──────── Extracted data ────────
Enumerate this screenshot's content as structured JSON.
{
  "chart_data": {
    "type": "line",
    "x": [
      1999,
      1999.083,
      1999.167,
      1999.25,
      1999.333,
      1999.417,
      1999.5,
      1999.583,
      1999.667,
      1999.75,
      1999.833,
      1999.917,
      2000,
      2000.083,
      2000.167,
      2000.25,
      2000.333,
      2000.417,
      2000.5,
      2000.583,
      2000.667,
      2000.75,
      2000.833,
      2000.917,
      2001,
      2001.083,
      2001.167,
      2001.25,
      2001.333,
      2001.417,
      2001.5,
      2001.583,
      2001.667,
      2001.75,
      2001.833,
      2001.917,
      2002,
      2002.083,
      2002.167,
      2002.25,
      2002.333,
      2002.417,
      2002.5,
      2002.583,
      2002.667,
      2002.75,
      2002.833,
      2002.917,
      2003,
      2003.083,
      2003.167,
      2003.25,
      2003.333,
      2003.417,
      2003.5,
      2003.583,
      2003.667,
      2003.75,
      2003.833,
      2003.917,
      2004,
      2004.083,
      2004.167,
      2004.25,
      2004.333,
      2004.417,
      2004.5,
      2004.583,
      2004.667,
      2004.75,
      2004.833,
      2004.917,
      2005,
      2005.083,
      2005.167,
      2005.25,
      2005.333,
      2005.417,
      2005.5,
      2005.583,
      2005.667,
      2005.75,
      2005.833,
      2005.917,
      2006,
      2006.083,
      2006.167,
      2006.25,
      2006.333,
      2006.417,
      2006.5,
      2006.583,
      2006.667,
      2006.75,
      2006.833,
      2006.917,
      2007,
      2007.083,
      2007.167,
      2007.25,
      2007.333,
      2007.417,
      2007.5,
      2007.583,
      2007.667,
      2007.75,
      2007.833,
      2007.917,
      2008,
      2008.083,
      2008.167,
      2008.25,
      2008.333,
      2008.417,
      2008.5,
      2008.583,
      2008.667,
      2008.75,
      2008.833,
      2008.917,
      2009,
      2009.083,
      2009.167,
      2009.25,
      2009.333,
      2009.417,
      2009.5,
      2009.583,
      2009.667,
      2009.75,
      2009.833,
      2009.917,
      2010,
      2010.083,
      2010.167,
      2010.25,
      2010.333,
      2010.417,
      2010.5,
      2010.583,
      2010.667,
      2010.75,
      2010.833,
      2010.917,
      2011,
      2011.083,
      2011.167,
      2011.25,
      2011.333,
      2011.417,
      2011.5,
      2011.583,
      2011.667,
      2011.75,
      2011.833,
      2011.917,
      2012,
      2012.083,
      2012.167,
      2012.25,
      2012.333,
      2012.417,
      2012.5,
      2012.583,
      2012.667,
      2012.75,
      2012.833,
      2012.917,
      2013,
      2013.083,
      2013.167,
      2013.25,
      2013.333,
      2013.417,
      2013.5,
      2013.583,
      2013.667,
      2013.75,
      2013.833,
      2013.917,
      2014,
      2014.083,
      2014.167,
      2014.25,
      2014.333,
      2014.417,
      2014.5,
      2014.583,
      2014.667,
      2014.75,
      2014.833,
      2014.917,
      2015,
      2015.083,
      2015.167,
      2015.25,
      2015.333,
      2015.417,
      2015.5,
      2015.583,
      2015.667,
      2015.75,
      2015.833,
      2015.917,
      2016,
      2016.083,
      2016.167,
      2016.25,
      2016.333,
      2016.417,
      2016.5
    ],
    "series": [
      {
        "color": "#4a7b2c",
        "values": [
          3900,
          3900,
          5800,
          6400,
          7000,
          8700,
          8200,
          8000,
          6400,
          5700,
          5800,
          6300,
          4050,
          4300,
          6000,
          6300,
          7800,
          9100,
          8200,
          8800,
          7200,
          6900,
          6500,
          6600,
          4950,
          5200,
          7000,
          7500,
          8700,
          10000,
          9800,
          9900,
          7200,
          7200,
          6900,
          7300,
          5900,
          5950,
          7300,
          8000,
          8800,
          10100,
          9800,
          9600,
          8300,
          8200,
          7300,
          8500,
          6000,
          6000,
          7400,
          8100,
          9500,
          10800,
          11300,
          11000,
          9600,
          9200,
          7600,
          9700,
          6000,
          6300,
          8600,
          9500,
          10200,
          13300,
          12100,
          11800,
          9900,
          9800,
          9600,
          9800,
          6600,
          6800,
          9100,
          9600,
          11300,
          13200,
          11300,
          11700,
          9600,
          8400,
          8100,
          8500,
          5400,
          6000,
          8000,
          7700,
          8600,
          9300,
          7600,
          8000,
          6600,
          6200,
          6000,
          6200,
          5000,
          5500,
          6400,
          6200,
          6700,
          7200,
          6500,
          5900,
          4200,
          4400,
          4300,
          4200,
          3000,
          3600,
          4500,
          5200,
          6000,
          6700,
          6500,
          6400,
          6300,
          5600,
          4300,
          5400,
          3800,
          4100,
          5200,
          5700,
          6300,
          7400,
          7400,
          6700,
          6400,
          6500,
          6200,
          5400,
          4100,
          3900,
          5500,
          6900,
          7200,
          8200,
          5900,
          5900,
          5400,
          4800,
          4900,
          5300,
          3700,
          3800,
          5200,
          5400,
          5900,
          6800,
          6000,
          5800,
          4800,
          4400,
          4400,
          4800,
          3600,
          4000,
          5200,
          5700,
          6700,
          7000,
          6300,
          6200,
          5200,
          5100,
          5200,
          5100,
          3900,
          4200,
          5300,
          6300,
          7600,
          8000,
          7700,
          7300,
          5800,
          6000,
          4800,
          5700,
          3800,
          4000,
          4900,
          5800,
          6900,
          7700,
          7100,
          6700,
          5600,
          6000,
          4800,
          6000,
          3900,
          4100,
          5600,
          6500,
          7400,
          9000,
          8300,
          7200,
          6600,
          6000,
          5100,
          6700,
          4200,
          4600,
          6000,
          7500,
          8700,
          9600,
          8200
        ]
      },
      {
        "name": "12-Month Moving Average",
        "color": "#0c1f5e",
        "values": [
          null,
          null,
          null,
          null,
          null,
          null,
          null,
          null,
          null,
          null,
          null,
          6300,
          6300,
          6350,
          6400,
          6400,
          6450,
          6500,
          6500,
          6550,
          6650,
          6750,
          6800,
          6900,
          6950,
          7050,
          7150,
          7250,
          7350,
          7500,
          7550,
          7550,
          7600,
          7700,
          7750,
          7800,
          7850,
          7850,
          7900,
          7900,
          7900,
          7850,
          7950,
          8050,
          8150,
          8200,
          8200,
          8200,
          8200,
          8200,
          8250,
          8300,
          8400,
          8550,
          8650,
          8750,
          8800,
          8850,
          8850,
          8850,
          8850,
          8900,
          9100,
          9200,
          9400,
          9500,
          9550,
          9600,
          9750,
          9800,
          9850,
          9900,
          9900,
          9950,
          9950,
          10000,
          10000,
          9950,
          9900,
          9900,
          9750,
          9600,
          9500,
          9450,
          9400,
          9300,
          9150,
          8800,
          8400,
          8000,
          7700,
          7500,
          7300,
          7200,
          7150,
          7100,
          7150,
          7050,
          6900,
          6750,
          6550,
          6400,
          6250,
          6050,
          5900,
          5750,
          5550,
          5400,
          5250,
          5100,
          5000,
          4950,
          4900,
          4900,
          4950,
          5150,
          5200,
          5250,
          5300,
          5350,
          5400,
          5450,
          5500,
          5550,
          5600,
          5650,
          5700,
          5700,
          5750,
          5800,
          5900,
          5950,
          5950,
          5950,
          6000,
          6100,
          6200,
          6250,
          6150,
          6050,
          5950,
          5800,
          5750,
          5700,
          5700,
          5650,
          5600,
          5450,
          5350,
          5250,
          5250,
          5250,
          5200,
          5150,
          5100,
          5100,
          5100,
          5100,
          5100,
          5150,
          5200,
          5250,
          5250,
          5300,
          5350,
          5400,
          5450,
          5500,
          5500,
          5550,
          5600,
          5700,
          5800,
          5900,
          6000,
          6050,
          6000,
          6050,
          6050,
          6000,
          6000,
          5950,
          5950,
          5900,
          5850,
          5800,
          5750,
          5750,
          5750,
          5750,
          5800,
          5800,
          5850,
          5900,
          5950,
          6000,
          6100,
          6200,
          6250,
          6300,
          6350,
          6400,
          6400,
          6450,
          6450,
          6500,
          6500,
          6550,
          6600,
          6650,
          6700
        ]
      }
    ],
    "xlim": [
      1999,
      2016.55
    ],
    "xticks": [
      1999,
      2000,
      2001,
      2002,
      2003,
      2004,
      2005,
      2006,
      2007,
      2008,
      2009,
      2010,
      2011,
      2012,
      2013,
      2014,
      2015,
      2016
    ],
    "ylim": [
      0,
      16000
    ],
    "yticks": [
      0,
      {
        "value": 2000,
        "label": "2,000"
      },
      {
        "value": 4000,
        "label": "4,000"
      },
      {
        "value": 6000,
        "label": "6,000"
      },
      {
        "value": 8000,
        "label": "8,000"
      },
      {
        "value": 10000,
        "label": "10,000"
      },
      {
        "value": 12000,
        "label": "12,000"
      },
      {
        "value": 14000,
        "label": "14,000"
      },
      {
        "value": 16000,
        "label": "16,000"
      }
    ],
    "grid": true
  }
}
────────
What the exercise asks: From the listing above, pick out each line where the word "label" appears.

Exercise solution:
        "label": "2,000"
        "label": "4,000"
        "label": "6,000"
        "label": "8,000"
        "label": "10,000"
        "label": "12,000"
        "label": "14,000"
        "label": "16,000"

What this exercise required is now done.